• _Exercise task_
Below are some records; give them all again exactly, but not the pictures.

• _Data rows_
'''

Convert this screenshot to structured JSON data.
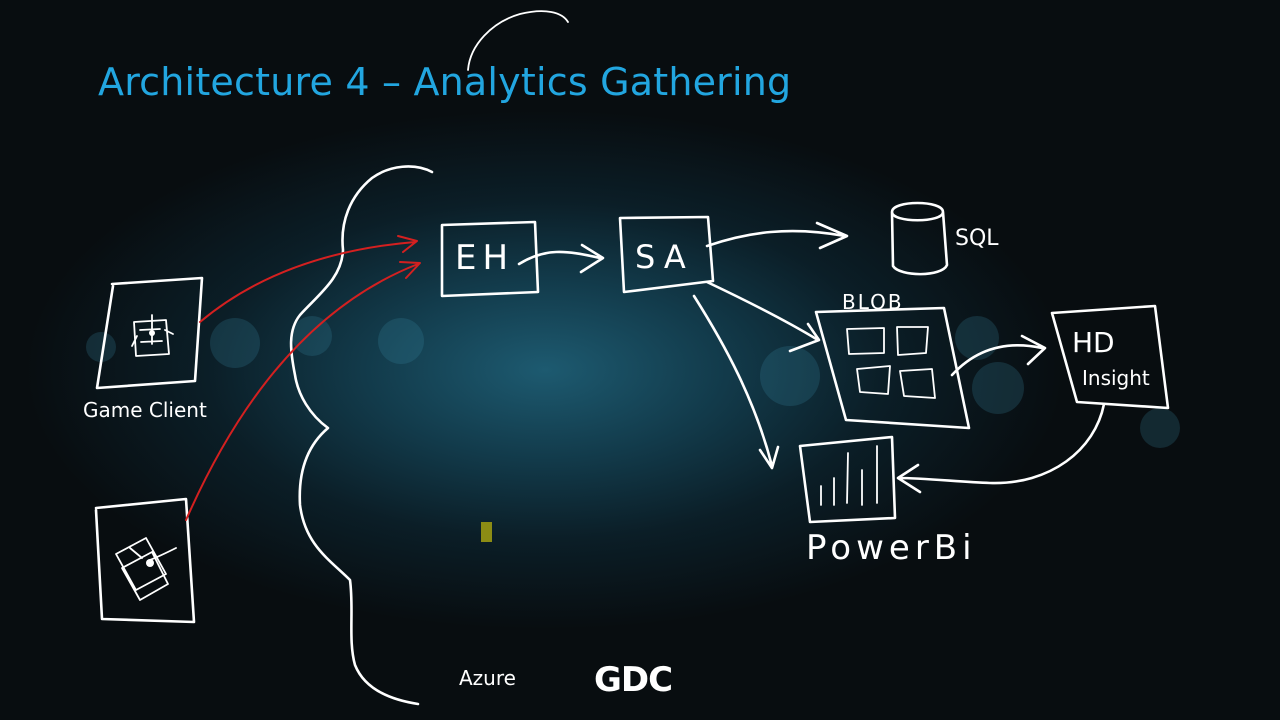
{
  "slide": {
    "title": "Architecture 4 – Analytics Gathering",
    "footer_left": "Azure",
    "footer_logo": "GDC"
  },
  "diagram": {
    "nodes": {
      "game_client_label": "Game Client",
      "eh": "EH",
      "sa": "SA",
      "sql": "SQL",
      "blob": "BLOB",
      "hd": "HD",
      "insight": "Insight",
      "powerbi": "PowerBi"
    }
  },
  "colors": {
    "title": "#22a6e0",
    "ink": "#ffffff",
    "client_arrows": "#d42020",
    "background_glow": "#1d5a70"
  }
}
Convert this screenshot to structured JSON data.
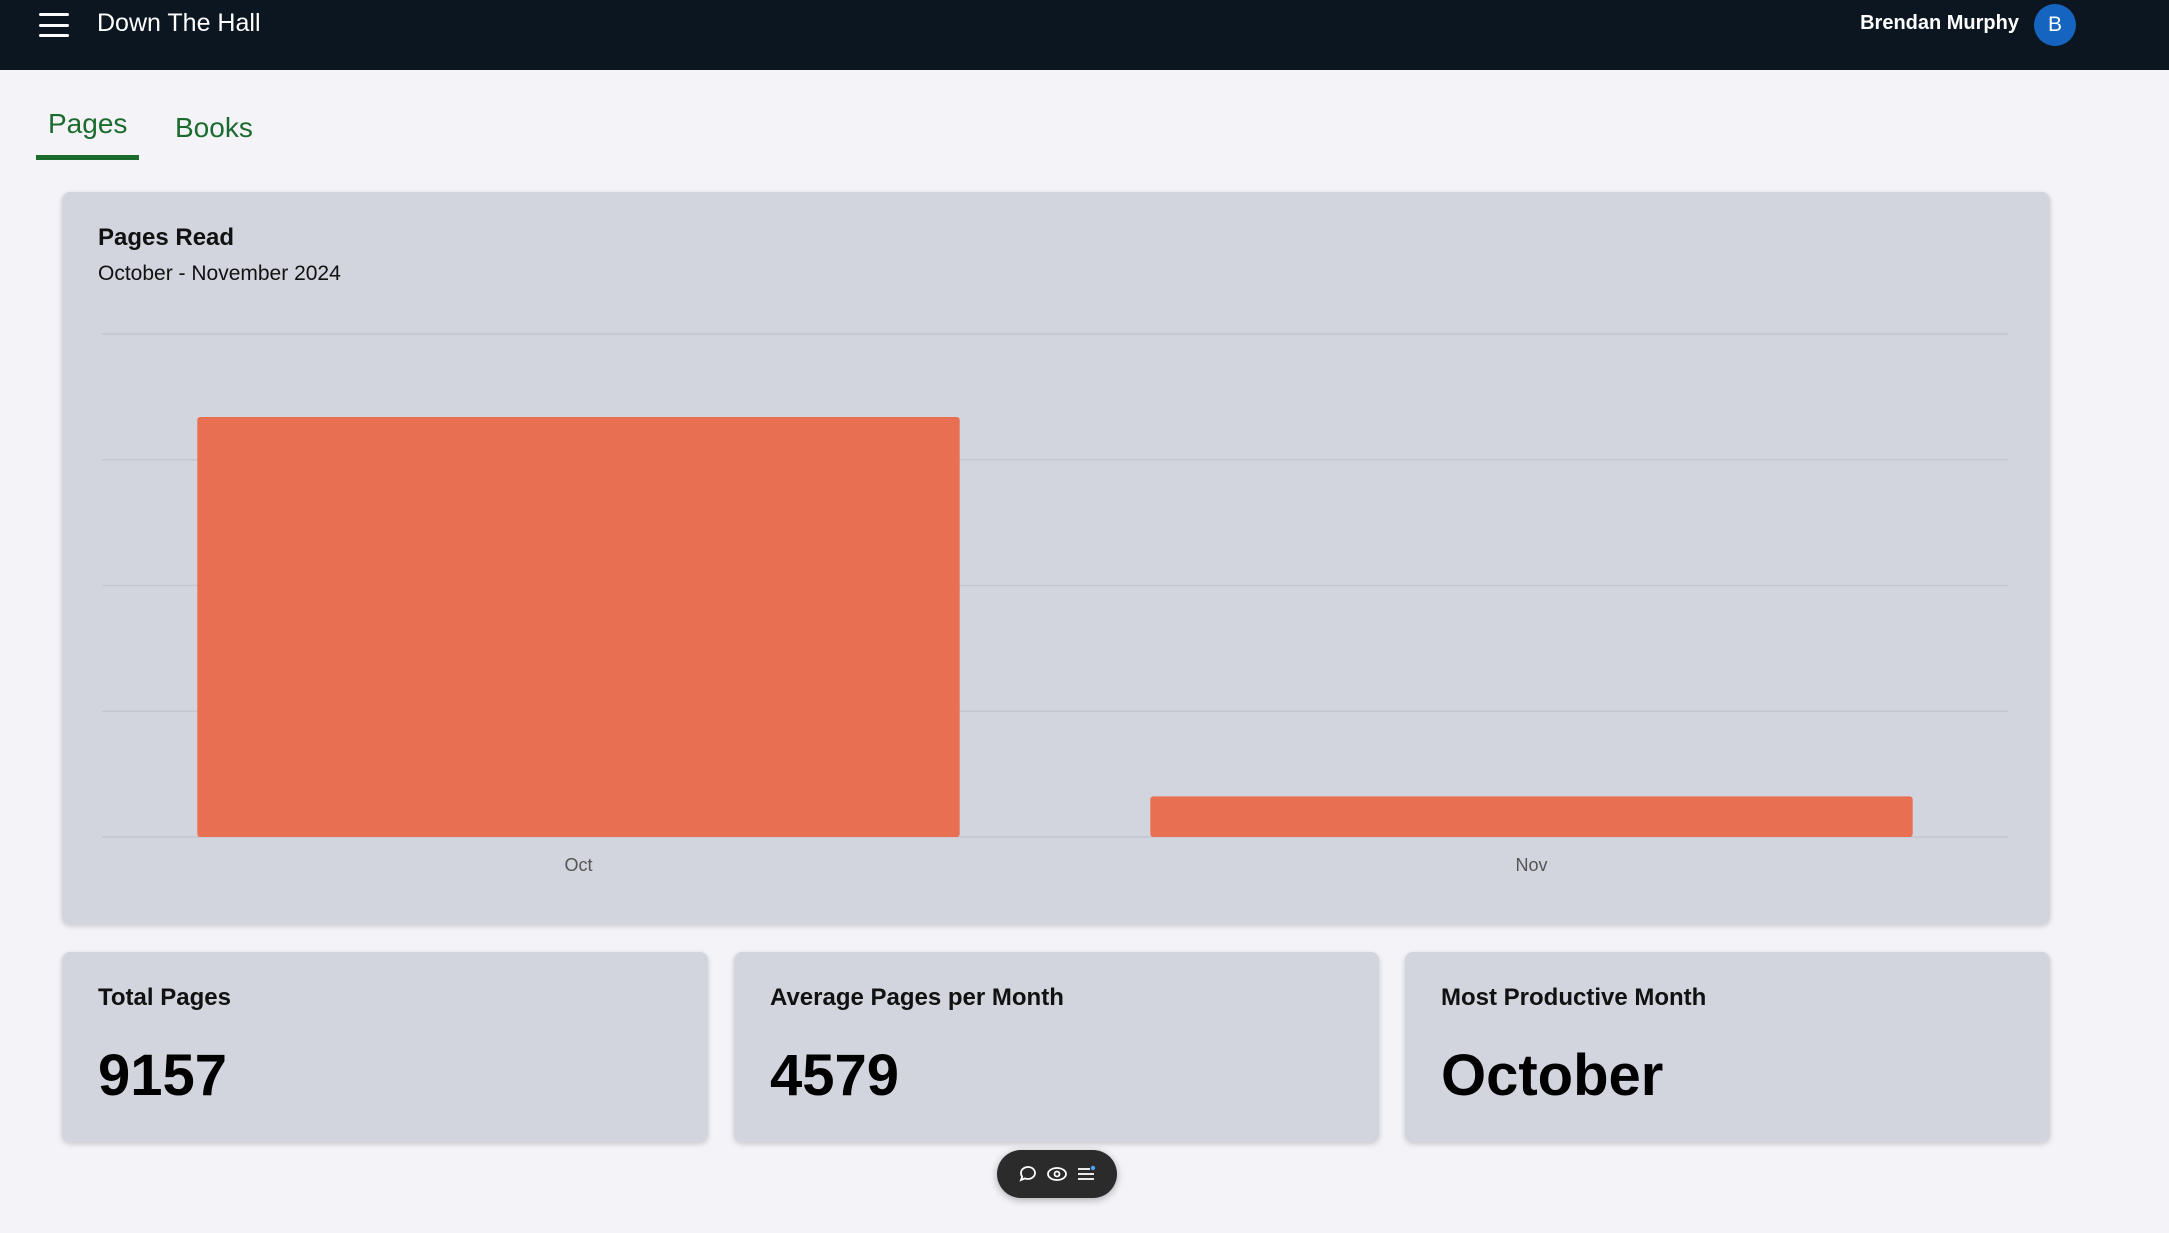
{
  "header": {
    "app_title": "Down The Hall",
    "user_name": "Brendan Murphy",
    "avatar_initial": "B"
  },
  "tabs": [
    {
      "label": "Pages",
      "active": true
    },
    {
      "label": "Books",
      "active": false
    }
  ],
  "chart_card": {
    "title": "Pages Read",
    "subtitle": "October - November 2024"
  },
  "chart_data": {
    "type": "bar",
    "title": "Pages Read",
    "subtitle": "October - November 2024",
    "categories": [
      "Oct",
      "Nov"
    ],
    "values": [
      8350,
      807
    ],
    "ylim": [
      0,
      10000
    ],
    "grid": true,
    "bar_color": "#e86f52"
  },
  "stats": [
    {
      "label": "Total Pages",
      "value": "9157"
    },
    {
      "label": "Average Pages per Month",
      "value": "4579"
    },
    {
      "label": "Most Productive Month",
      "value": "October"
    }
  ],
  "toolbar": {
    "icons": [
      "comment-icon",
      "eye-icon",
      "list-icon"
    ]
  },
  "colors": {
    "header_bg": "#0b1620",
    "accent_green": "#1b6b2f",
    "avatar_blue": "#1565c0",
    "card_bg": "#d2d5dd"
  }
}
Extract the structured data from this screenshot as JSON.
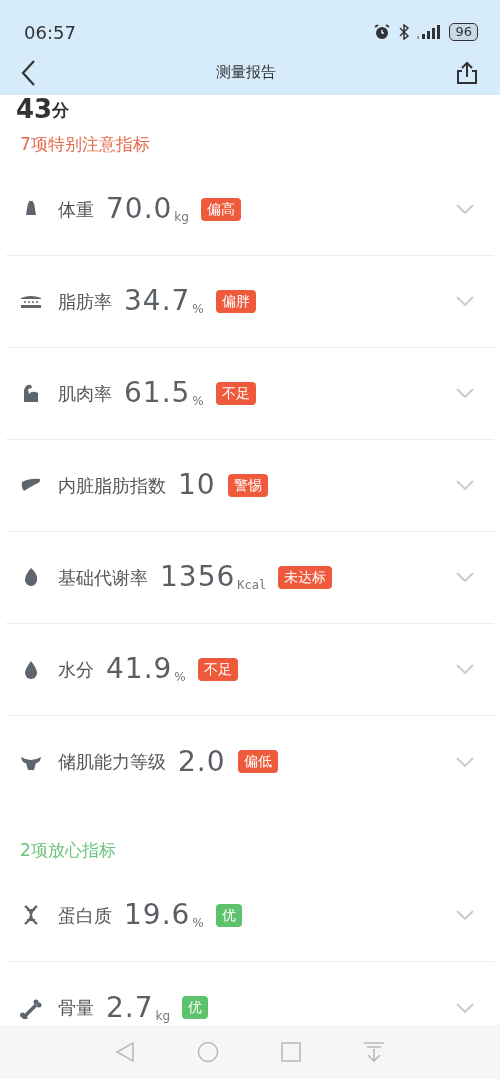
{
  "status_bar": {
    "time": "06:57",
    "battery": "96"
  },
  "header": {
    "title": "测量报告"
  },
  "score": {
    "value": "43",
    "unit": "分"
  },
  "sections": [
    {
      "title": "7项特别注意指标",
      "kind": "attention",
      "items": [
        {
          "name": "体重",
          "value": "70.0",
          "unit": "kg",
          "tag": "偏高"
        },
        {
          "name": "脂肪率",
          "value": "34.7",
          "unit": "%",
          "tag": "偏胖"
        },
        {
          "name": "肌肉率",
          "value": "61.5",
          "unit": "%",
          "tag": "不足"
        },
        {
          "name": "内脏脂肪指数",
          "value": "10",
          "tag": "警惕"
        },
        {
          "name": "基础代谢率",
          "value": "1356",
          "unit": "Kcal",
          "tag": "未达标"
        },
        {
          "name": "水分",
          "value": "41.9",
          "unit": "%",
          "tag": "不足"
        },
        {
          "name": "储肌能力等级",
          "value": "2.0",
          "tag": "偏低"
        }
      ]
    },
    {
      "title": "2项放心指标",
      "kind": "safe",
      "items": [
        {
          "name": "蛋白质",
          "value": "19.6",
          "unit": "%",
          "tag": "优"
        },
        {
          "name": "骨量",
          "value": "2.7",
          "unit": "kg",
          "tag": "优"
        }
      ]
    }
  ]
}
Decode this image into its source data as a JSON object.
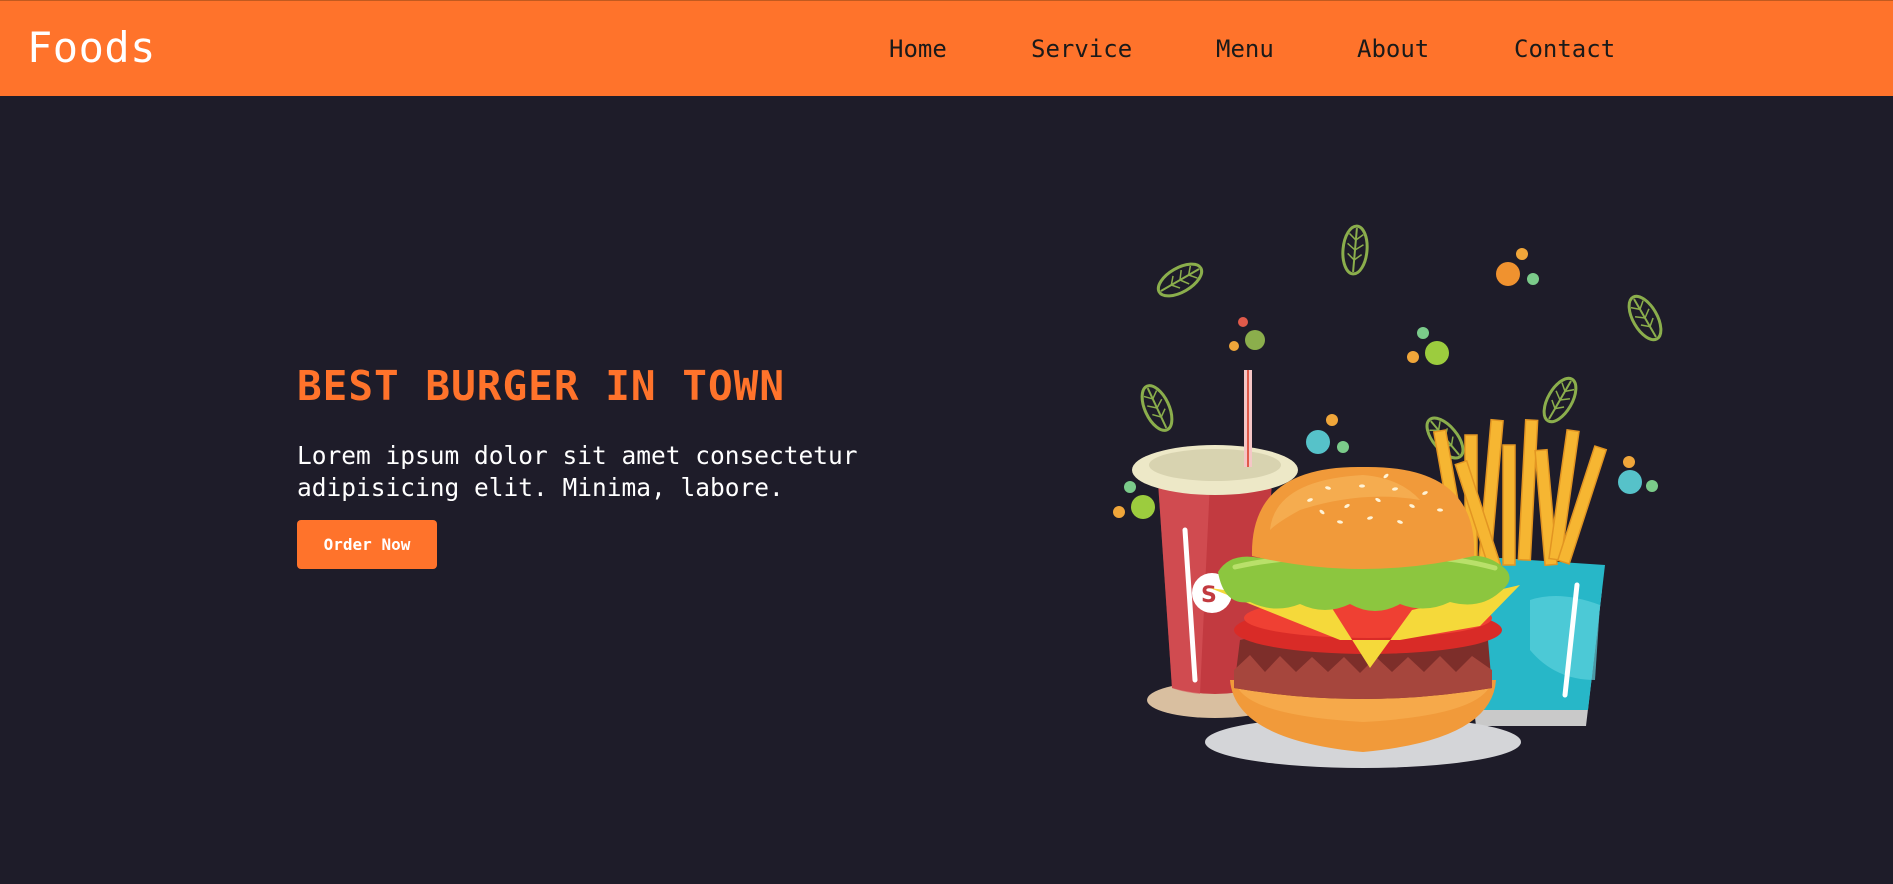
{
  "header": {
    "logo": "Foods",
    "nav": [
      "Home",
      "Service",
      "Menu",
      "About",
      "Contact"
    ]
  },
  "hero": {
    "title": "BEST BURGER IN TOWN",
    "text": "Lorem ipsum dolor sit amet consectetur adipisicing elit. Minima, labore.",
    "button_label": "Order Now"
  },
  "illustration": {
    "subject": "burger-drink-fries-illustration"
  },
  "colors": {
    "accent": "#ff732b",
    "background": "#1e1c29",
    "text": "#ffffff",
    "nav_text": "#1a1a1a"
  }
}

'''

• _Output_
Convert this screenshot to structured JSON data.
{
  "slide": {
    "title": "Architecture 4 – Analytics Gathering",
    "footer_left": "Azure",
    "footer_logo": "GDC"
  },
  "diagram": {
    "nodes": {
      "game_client_label": "Game Client",
      "eh": "EH",
      "sa": "SA",
      "sql": "SQL",
      "blob": "BLOB",
      "hd": "HD",
      "insight": "Insight",
      "powerbi": "PowerBi"
    }
  },
  "colors": {
    "title": "#22a6e0",
    "ink": "#ffffff",
    "client_arrows": "#d42020",
    "background_glow": "#1d5a70"
  }
}
Convert this screenshot to structured JSON data.
{
  "header": {
    "app_title": "Down The Hall",
    "user_name": "Brendan Murphy",
    "avatar_initial": "B"
  },
  "tabs": [
    {
      "label": "Pages",
      "active": true
    },
    {
      "label": "Books",
      "active": false
    }
  ],
  "chart_card": {
    "title": "Pages Read",
    "subtitle": "October - November 2024"
  },
  "chart_data": {
    "type": "bar",
    "title": "Pages Read",
    "subtitle": "October - November 2024",
    "categories": [
      "Oct",
      "Nov"
    ],
    "values": [
      8350,
      807
    ],
    "ylim": [
      0,
      10000
    ],
    "grid": true,
    "bar_color": "#e86f52"
  },
  "stats": [
    {
      "label": "Total Pages",
      "value": "9157"
    },
    {
      "label": "Average Pages per Month",
      "value": "4579"
    },
    {
      "label": "Most Productive Month",
      "value": "October"
    }
  ],
  "toolbar": {
    "icons": [
      "comment-icon",
      "eye-icon",
      "list-icon"
    ]
  },
  "colors": {
    "header_bg": "#0b1620",
    "accent_green": "#1b6b2f",
    "avatar_blue": "#1565c0",
    "card_bg": "#d2d5dd"
  }
}
Extract the structured data from this screenshot as JSON.
{
  "status_bar": {
    "time": "06:57",
    "battery": "96"
  },
  "header": {
    "title": "测量报告"
  },
  "score": {
    "value": "43",
    "unit": "分"
  },
  "sections": [
    {
      "title": "7项特别注意指标",
      "kind": "attention",
      "items": [
        {
          "name": "体重",
          "value": "70.0",
          "unit": "kg",
          "tag": "偏高"
        },
        {
          "name": "脂肪率",
          "value": "34.7",
          "unit": "%",
          "tag": "偏胖"
        },
        {
          "name": "肌肉率",
          "value": "61.5",
          "unit": "%",
          "tag": "不足"
        },
        {
          "name": "内脏脂肪指数",
          "value": "10",
          "tag": "警惕"
        },
        {
          "name": "基础代谢率",
          "value": "1356",
          "unit": "Kcal",
          "tag": "未达标"
        },
        {
          "name": "水分",
          "value": "41.9",
          "unit": "%",
          "tag": "不足"
        },
        {
          "name": "储肌能力等级",
          "value": "2.0",
          "tag": "偏低"
        }
      ]
    },
    {
      "title": "2项放心指标",
      "kind": "safe",
      "items": [
        {
          "name": "蛋白质",
          "value": "19.6",
          "unit": "%",
          "tag": "优"
        },
        {
          "name": "骨量",
          "value": "2.7",
          "unit": "kg",
          "tag": "优"
        }
      ]
    }
  ]
}
Decode this image into its source data as a JSON object.
{
  "header": {
    "logo": "Foods",
    "nav": [
      "Home",
      "Service",
      "Menu",
      "About",
      "Contact"
    ]
  },
  "hero": {
    "title": "BEST BURGER IN TOWN",
    "text": "Lorem ipsum dolor sit amet consectetur adipisicing elit. Minima, labore.",
    "button_label": "Order Now"
  },
  "illustration": {
    "subject": "burger-drink-fries-illustration"
  },
  "colors": {
    "accent": "#ff732b",
    "background": "#1e1c29",
    "text": "#ffffff",
    "nav_text": "#1a1a1a"
  }
}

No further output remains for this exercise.